* **Exercise objective**
Please pull out every line that includes the string "particle".

* **Source material**
-*-*-

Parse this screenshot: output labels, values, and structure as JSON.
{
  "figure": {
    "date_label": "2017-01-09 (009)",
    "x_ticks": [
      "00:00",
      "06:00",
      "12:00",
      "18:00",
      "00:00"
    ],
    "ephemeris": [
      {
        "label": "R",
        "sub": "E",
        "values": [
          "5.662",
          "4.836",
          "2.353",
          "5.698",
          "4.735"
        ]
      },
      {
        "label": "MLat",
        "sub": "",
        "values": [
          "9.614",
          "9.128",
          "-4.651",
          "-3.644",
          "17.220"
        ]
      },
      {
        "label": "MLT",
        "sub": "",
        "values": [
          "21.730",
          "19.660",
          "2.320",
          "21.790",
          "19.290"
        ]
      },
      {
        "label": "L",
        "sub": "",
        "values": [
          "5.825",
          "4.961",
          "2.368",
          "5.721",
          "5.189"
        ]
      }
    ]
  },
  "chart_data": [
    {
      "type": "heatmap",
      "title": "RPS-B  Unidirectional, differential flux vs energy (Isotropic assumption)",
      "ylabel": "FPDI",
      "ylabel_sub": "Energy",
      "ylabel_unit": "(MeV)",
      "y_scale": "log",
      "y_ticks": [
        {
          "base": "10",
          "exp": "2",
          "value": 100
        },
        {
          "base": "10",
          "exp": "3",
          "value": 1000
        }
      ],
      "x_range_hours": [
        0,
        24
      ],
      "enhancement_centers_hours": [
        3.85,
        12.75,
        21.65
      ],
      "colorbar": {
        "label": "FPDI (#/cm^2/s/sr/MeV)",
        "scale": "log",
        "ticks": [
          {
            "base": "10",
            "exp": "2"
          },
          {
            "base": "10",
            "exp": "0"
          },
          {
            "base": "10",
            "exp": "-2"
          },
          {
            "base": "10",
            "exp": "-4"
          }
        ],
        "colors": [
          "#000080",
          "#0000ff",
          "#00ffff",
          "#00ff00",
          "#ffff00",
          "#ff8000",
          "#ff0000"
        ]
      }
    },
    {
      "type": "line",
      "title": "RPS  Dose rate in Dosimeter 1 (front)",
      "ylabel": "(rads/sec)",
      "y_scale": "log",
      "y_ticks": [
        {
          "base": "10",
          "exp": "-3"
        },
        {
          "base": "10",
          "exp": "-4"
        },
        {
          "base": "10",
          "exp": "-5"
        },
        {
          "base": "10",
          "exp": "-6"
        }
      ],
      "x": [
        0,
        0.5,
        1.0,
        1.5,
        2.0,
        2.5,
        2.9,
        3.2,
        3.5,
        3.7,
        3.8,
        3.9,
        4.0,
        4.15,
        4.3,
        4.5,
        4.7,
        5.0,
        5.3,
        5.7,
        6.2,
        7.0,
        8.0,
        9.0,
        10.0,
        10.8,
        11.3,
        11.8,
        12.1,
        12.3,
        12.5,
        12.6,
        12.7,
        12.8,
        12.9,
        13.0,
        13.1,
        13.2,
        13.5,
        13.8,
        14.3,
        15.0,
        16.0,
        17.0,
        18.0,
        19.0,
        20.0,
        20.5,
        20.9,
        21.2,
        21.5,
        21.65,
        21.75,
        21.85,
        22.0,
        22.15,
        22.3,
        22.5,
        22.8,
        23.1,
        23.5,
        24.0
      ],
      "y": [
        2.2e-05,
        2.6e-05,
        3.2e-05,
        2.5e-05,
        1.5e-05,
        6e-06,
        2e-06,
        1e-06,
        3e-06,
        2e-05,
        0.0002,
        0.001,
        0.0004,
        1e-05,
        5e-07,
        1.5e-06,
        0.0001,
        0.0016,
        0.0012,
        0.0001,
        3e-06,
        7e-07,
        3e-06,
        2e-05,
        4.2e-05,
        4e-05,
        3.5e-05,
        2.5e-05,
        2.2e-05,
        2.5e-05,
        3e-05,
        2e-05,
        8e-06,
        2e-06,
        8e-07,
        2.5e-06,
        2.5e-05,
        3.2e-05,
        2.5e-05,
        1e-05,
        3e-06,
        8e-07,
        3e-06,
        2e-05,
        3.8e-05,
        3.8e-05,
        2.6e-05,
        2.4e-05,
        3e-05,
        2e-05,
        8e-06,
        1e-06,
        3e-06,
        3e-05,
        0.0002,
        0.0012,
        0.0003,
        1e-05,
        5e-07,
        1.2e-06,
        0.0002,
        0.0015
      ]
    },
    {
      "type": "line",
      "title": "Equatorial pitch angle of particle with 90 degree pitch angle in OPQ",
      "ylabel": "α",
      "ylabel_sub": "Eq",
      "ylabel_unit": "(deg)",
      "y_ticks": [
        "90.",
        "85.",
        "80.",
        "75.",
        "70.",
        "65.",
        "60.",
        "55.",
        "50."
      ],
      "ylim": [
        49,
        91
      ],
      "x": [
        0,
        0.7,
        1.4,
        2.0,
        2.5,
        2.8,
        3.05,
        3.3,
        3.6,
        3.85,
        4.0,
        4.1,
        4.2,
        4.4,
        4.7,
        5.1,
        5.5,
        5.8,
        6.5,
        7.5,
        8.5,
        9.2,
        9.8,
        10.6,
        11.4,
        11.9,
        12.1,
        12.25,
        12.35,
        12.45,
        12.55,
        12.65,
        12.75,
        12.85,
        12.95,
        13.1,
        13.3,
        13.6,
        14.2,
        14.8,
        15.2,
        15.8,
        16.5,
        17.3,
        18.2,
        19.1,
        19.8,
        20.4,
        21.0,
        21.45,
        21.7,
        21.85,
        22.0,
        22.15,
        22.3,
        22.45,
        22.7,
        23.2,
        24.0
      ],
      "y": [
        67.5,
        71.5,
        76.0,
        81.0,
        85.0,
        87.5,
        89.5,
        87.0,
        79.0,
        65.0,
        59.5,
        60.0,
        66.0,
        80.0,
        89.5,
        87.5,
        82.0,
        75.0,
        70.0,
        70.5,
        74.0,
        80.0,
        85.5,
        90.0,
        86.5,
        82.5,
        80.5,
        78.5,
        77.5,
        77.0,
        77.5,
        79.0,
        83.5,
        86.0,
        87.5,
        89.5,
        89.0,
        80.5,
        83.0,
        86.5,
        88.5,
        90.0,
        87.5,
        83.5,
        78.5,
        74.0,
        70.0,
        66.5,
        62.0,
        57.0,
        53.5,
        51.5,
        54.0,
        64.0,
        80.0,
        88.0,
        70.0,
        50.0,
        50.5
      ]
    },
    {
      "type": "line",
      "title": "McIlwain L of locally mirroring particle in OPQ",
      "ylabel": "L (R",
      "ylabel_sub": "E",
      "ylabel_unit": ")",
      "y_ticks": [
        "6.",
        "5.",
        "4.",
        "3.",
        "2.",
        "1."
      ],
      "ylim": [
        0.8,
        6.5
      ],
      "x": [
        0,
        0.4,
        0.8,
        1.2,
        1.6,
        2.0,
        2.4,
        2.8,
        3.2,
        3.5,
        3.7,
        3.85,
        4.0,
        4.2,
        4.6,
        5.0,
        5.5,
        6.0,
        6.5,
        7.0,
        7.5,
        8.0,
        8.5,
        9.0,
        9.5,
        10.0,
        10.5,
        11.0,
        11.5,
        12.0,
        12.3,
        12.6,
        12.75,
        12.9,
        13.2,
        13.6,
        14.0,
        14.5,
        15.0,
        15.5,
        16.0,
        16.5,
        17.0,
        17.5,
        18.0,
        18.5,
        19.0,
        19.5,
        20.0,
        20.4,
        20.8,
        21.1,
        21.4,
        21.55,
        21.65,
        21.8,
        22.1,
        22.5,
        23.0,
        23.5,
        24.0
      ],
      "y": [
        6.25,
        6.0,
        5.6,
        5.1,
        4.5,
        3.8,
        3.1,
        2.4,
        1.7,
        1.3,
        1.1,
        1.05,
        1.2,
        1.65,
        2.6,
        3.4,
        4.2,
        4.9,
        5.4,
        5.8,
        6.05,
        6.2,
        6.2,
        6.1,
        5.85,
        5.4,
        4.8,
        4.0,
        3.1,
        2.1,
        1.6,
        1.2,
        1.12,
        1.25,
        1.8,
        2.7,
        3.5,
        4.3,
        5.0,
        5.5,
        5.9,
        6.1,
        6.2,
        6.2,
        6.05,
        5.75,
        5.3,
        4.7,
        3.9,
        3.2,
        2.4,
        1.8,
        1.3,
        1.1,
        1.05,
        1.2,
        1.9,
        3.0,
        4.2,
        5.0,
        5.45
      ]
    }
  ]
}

-*-*-

* **Finished task**
      "title": "Equatorial pitch angle of particle with 90 degree pitch angle in OPQ",
      "title": "McIlwain L of locally mirroring particle in OPQ",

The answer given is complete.